§ **Stated goal**
Start with the line containing "Read the values" and write out each line through the end of the listing, exactly as given.

[Begin Listing]

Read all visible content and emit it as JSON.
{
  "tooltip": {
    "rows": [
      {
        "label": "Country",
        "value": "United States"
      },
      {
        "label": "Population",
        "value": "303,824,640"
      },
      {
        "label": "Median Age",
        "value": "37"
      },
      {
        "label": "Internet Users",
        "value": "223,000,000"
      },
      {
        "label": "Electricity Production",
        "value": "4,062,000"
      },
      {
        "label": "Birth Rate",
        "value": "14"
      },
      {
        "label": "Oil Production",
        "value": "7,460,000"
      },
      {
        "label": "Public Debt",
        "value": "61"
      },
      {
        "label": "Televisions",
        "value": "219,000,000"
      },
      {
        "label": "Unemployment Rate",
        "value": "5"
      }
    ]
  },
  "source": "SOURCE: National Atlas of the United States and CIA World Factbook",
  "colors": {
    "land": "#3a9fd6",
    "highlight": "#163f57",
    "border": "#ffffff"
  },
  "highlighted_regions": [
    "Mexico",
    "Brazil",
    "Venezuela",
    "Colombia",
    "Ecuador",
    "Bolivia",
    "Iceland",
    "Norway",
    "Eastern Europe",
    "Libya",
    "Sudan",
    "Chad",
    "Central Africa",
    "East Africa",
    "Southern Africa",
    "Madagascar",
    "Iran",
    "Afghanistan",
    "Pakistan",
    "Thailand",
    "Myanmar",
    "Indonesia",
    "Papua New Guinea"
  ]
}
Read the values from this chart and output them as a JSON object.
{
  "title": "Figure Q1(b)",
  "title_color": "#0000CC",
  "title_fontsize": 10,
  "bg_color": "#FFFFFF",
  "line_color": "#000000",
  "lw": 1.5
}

[End Listing]

§ **Task solution**
Read the values from this chart and output them as a JSON object.
{
  "title": "Figure Q1(b)",
  "title_color": "#0000CC",
  "title_fontsize": 10,
  "bg_color": "#FFFFFF",
  "line_color": "#000000",
  "lw": 1.5
}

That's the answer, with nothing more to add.